Below is a set of records; print all of them exactly as written.

DATASET ROWS:
^^^^^^^^
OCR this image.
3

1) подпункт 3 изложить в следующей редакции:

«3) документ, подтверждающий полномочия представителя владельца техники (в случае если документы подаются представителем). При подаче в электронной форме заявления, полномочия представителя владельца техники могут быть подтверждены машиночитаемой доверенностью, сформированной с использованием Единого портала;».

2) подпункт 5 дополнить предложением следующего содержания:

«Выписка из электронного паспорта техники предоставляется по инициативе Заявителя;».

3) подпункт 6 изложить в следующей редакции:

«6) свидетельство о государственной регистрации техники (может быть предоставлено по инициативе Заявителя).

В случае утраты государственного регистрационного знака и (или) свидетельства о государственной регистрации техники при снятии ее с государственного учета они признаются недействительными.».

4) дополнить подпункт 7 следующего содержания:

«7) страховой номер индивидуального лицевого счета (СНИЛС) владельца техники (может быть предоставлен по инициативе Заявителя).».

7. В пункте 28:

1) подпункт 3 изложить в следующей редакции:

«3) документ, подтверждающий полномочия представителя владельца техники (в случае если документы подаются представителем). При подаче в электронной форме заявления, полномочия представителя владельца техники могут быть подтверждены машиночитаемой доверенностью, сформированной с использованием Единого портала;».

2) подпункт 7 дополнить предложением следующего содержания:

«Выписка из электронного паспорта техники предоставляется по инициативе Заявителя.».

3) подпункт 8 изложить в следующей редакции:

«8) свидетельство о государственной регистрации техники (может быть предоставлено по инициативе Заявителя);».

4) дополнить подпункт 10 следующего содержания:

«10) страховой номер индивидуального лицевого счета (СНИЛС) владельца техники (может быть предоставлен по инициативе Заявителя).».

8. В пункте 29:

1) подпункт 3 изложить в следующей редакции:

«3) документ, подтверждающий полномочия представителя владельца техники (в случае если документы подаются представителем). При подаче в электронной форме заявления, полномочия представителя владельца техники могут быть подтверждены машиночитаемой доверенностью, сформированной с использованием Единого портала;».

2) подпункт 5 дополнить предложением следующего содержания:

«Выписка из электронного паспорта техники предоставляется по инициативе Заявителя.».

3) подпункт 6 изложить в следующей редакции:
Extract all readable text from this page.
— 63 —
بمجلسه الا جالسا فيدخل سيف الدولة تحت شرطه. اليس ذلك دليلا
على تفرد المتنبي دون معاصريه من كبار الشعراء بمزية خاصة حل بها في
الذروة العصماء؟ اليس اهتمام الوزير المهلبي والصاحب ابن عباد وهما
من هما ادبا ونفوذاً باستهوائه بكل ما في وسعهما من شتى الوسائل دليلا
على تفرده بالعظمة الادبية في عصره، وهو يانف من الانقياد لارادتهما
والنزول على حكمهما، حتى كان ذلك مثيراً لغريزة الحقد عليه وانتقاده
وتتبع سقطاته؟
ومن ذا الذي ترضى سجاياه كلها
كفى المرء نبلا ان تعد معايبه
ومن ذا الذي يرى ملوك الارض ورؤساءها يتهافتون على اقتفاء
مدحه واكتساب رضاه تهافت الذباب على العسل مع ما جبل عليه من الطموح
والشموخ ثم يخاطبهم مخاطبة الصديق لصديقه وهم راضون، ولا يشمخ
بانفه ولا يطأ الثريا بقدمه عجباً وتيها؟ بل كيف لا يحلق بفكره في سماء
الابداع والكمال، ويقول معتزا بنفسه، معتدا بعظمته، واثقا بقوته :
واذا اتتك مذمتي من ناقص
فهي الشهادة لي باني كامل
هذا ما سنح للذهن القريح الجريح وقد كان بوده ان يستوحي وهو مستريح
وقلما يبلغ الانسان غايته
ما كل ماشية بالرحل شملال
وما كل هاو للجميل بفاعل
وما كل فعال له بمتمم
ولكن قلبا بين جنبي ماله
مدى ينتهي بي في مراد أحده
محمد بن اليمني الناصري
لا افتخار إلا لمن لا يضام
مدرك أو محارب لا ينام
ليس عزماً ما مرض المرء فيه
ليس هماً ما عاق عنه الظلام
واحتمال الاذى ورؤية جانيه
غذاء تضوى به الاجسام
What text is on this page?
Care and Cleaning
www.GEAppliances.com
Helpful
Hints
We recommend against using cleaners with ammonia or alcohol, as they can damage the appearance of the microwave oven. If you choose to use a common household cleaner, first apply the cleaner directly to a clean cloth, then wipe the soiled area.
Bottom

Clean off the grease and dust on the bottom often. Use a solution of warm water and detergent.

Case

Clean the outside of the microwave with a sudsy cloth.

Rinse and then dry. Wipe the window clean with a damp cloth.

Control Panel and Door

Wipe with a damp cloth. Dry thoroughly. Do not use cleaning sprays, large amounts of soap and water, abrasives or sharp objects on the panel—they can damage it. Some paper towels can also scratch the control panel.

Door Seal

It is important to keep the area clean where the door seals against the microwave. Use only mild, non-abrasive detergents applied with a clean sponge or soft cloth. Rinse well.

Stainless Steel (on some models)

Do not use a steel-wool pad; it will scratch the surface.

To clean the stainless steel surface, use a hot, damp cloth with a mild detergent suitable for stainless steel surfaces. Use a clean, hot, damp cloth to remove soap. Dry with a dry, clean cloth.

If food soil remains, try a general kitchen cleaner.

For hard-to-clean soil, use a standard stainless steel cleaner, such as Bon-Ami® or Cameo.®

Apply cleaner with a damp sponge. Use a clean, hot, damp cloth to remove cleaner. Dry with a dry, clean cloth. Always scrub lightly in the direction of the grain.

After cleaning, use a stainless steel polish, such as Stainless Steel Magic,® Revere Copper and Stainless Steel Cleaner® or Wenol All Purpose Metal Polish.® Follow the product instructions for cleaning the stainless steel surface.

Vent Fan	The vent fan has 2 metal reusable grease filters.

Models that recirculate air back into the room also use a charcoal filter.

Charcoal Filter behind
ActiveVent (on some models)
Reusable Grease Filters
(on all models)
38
^^^^^^^^
TASK OUTPUT:
OCR this image.
3

1) подпункт 3 изложить в следующей редакции:

«3) документ, подтверждающий полномочия представителя владельца техники (в случае если документы подаются представителем). При подаче в электронной форме заявления, полномочия представителя владельца техники могут быть подтверждены машиночитаемой доверенностью, сформированной с использованием Единого портала;».

2) подпункт 5 дополнить предложением следующего содержания:

«Выписка из электронного паспорта техники предоставляется по инициативе Заявителя;».

3) подпункт 6 изложить в следующей редакции:

«6) свидетельство о государственной регистрации техники (может быть предоставлено по инициативе Заявителя).

В случае утраты государственного регистрационного знака и (или) свидетельства о государственной регистрации техники при снятии ее с государственного учета они признаются недействительными.».

4) дополнить подпункт 7 следующего содержания:

«7) страховой номер индивидуального лицевого счета (СНИЛС) владельца техники (может быть предоставлен по инициативе Заявителя).».

7. В пункте 28:

1) подпункт 3 изложить в следующей редакции:

«3) документ, подтверждающий полномочия представителя владельца техники (в случае если документы подаются представителем). При подаче в электронной форме заявления, полномочия представителя владельца техники могут быть подтверждены машиночитаемой доверенностью, сформированной с использованием Единого портала;».

2) подпункт 7 дополнить предложением следующего содержания:

«Выписка из электронного паспорта техники предоставляется по инициативе Заявителя.».

3) подпункт 8 изложить в следующей редакции:

«8) свидетельство о государственной регистрации техники (может быть предоставлено по инициативе Заявителя);».

4) дополнить подпункт 10 следующего содержания:

«10) страховой номер индивидуального лицевого счета (СНИЛС) владельца техники (может быть предоставлен по инициативе Заявителя).».

8. В пункте 29:

1) подпункт 3 изложить в следующей редакции:

«3) документ, подтверждающий полномочия представителя владельца техники (в случае если документы подаются представителем). При подаче в электронной форме заявления, полномочия представителя владельца техники могут быть подтверждены машиночитаемой доверенностью, сформированной с использованием Единого портала;».

2) подпункт 5 дополнить предложением следующего содержания:

«Выписка из электронного паспорта техники предоставляется по инициативе Заявителя.».

3) подпункт 6 изложить в следующей редакции:
Extract all readable text from this page.
— 63 —
بمجلسه الا جالسا فيدخل سيف الدولة تحت شرطه. اليس ذلك دليلا
على تفرد المتنبي دون معاصريه من كبار الشعراء بمزية خاصة حل بها في
الذروة العصماء؟ اليس اهتمام الوزير المهلبي والصاحب ابن عباد وهما
من هما ادبا ونفوذاً باستهوائه بكل ما في وسعهما من شتى الوسائل دليلا
على تفرده بالعظمة الادبية في عصره، وهو يانف من الانقياد لارادتهما
والنزول على حكمهما، حتى كان ذلك مثيراً لغريزة الحقد عليه وانتقاده
وتتبع سقطاته؟
ومن ذا الذي ترضى سجاياه كلها
كفى المرء نبلا ان تعد معايبه
ومن ذا الذي يرى ملوك الارض ورؤساءها يتهافتون على اقتفاء
مدحه واكتساب رضاه تهافت الذباب على العسل مع ما جبل عليه من الطموح
والشموخ ثم يخاطبهم مخاطبة الصديق لصديقه وهم راضون، ولا يشمخ
بانفه ولا يطأ الثريا بقدمه عجباً وتيها؟ بل كيف لا يحلق بفكره في سماء
الابداع والكمال، ويقول معتزا بنفسه، معتدا بعظمته، واثقا بقوته :
واذا اتتك مذمتي من ناقص
فهي الشهادة لي باني كامل
هذا ما سنح للذهن القريح الجريح وقد كان بوده ان يستوحي وهو مستريح
وقلما يبلغ الانسان غايته
ما كل ماشية بالرحل شملال
وما كل هاو للجميل بفاعل
وما كل فعال له بمتمم
ولكن قلبا بين جنبي ماله
مدى ينتهي بي في مراد أحده
محمد بن اليمني الناصري
لا افتخار إلا لمن لا يضام
مدرك أو محارب لا ينام
ليس عزماً ما مرض المرء فيه
ليس هماً ما عاق عنه الظلام
واحتمال الاذى ورؤية جانيه
غذاء تضوى به الاجسام
What text is on this page?
Care and Cleaning
www.GEAppliances.com
Helpful
Hints
We recommend against using cleaners with ammonia or alcohol, as they can damage the appearance of the microwave oven. If you choose to use a common household cleaner, first apply the cleaner directly to a clean cloth, then wipe the soiled area.
Bottom

Clean off the grease and dust on the bottom often. Use a solution of warm water and detergent.

Case

Clean the outside of the microwave with a sudsy cloth.

Rinse and then dry. Wipe the window clean with a damp cloth.

Control Panel and Door

Wipe with a damp cloth. Dry thoroughly. Do not use cleaning sprays, large amounts of soap and water, abrasives or sharp objects on the panel—they can damage it. Some paper towels can also scratch the control panel.

Door Seal

It is important to keep the area clean where the door seals against the microwave. Use only mild, non-abrasive detergents applied with a clean sponge or soft cloth. Rinse well.

Stainless Steel (on some models)

Do not use a steel-wool pad; it will scratch the surface.

To clean the stainless steel surface, use a hot, damp cloth with a mild detergent suitable for stainless steel surfaces. Use a clean, hot, damp cloth to remove soap. Dry with a dry, clean cloth.

If food soil remains, try a general kitchen cleaner.

For hard-to-clean soil, use a standard stainless steel cleaner, such as Bon-Ami® or Cameo.®

Apply cleaner with a damp sponge. Use a clean, hot, damp cloth to remove cleaner. Dry with a dry, clean cloth. Always scrub lightly in the direction of the grain.

After cleaning, use a stainless steel polish, such as Stainless Steel Magic,® Revere Copper and Stainless Steel Cleaner® or Wenol All Purpose Metal Polish.® Follow the product instructions for cleaning the stainless steel surface.

Vent Fan	The vent fan has 2 metal reusable grease filters.

Models that recirculate air back into the room also use a charcoal filter.

Charcoal Filter behind
ActiveVent (on some models)
Reusable Grease Filters
(on all models)
38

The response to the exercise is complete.